Data to process »
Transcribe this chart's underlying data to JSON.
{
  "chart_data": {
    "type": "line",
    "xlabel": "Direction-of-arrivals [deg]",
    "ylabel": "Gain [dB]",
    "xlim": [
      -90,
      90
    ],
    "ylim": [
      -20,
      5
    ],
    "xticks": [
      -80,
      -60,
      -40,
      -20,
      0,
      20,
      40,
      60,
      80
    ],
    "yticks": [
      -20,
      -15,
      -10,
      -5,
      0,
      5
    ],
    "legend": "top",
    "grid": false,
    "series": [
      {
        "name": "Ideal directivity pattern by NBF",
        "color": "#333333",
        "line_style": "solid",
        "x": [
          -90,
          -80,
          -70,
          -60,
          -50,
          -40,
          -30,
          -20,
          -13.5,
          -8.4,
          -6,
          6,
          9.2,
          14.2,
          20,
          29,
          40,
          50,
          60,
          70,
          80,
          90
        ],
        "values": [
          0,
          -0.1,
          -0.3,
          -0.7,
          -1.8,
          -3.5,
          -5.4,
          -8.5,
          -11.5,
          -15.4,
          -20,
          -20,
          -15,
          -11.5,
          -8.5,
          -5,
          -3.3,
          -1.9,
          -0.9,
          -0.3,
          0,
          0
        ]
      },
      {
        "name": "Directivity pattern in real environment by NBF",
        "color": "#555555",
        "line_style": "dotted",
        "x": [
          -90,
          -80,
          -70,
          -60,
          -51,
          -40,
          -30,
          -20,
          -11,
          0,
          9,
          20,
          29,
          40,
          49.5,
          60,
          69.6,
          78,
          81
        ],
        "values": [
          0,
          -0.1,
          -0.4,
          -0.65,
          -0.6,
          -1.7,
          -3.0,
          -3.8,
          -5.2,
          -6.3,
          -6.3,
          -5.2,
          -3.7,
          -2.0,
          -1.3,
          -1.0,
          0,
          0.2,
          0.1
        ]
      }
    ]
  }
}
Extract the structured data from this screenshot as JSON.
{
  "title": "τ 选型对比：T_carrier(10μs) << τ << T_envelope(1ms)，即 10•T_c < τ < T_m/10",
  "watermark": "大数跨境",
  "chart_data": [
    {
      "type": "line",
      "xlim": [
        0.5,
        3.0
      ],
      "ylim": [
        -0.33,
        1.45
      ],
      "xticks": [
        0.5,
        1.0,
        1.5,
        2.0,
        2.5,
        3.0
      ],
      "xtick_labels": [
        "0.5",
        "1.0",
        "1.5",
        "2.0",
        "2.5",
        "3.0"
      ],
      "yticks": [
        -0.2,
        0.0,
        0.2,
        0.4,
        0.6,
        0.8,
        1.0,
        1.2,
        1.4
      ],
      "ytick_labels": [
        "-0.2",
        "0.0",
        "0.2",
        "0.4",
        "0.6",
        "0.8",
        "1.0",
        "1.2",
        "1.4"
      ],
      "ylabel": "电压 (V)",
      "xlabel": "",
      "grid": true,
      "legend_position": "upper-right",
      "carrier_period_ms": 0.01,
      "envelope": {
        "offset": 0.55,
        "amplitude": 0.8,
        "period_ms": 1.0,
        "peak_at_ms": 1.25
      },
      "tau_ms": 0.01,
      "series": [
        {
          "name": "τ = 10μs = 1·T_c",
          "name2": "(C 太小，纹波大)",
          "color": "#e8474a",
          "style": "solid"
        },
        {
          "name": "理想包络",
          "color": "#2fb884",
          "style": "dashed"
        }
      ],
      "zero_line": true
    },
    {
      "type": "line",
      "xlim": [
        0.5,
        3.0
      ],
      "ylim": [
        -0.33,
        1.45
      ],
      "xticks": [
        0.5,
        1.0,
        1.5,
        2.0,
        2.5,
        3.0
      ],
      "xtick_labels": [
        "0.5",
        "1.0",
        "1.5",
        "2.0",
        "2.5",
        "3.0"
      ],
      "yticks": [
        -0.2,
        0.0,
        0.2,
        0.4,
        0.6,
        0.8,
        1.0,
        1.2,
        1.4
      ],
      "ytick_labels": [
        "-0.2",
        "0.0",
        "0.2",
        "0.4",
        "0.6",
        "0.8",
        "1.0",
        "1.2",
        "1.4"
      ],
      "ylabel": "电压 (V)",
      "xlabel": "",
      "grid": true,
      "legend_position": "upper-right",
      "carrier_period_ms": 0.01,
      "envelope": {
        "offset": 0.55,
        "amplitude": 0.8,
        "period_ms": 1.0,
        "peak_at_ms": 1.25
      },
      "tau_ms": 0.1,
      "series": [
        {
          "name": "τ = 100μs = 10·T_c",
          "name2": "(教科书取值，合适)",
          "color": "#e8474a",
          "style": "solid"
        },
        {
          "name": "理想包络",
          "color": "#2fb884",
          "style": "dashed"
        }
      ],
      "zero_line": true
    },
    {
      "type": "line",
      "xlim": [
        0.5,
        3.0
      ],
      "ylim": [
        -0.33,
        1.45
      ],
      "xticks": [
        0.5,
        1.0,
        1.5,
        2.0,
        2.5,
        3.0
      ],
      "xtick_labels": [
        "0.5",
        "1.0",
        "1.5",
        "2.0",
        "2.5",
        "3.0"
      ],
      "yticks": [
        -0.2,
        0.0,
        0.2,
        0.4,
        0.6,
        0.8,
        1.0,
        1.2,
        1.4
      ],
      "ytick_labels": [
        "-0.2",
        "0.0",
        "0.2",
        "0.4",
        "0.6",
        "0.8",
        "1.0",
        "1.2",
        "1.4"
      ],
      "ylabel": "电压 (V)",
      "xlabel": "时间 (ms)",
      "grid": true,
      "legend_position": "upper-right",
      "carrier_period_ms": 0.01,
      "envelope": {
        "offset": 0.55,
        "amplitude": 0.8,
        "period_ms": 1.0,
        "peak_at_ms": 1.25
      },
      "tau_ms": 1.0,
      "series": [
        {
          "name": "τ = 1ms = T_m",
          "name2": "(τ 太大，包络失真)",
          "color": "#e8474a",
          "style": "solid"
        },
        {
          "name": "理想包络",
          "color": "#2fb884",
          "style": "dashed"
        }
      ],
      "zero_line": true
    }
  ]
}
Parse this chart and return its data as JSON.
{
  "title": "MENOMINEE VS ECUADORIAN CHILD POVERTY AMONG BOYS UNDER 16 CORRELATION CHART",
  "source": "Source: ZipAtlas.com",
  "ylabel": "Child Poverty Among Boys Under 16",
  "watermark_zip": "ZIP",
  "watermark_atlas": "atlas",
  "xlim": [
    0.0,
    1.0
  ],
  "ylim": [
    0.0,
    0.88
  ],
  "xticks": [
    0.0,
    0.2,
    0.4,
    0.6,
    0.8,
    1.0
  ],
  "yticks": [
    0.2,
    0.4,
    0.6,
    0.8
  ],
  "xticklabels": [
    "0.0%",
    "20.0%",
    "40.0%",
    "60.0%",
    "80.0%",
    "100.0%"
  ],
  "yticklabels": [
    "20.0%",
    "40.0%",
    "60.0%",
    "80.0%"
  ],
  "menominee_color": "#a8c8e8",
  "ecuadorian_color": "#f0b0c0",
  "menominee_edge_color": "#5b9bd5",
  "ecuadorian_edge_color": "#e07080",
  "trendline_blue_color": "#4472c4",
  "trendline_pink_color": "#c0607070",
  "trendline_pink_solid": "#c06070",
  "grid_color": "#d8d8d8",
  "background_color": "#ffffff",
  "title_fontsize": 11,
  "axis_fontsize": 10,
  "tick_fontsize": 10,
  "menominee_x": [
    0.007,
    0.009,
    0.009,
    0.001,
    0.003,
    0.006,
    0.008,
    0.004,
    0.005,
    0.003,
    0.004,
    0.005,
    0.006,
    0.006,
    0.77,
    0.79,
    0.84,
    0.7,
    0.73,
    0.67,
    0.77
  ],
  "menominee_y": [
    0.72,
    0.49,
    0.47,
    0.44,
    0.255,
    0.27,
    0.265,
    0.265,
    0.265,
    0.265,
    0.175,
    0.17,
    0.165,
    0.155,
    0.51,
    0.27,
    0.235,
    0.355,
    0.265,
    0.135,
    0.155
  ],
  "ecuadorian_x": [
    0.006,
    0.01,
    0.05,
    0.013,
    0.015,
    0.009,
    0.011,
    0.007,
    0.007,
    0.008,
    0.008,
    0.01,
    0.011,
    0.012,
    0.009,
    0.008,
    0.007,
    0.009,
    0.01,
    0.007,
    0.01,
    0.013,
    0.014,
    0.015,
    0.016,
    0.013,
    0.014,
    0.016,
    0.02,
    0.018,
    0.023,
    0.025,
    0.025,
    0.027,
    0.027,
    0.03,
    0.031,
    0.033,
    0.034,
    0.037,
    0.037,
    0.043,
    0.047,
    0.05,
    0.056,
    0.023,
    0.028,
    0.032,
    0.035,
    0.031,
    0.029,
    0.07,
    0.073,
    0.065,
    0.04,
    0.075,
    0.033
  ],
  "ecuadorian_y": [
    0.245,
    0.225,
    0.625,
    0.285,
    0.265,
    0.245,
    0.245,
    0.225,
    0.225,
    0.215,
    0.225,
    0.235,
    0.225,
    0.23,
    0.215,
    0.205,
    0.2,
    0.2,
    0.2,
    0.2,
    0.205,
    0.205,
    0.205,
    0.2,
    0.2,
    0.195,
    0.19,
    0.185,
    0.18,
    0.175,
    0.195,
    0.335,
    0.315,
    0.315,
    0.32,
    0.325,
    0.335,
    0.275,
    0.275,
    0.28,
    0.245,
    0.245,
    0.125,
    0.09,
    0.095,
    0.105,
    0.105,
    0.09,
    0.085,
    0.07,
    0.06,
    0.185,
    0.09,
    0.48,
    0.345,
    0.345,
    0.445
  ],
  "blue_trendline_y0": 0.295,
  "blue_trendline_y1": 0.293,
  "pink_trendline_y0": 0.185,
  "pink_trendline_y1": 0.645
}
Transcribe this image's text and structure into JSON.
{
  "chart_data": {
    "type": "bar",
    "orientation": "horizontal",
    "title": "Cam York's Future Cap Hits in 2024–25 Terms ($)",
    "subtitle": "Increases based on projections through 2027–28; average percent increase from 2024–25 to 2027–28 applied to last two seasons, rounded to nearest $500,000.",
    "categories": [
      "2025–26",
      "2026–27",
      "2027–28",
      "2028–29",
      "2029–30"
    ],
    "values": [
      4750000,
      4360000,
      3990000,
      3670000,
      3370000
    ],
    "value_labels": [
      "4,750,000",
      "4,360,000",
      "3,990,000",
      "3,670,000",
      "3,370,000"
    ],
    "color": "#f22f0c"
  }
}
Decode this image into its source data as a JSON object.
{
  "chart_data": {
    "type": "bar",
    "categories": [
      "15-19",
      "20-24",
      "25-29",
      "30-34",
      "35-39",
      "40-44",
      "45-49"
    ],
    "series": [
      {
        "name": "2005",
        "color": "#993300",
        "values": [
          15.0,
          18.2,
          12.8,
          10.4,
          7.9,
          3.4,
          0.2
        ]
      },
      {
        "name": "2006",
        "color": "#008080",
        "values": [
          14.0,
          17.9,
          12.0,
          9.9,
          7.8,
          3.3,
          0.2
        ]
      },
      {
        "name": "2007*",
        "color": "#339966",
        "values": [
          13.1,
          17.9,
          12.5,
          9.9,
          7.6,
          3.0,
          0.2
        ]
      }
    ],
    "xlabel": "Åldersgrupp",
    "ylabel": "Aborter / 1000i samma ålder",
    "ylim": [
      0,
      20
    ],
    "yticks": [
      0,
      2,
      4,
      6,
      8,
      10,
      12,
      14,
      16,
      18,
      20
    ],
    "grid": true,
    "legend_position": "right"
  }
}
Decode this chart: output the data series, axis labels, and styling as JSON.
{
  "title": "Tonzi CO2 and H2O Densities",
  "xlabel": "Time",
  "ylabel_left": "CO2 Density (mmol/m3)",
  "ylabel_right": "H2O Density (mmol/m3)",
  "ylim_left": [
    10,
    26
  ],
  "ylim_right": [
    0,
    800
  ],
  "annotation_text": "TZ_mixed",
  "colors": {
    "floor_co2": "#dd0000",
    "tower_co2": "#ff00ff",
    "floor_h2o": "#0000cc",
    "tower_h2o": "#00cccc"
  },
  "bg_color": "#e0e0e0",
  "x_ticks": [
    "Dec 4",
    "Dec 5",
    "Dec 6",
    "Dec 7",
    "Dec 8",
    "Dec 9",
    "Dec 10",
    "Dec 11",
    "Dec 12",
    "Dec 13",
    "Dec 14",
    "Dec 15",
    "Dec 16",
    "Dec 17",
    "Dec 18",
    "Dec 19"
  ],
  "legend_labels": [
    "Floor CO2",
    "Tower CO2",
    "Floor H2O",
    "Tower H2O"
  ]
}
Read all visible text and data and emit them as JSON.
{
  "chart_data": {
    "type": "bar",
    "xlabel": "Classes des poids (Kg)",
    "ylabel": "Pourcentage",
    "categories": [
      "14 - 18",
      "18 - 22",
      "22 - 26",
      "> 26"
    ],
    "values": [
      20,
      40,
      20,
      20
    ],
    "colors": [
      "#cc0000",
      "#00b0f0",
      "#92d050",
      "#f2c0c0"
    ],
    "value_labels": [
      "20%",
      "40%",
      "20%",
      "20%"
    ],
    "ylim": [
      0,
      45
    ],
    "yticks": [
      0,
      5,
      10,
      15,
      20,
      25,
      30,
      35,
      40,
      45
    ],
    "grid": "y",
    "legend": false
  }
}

Stated exercise » How many lines of these entries contain the string "pattern"? Reply with the number alone.

Task solution » 2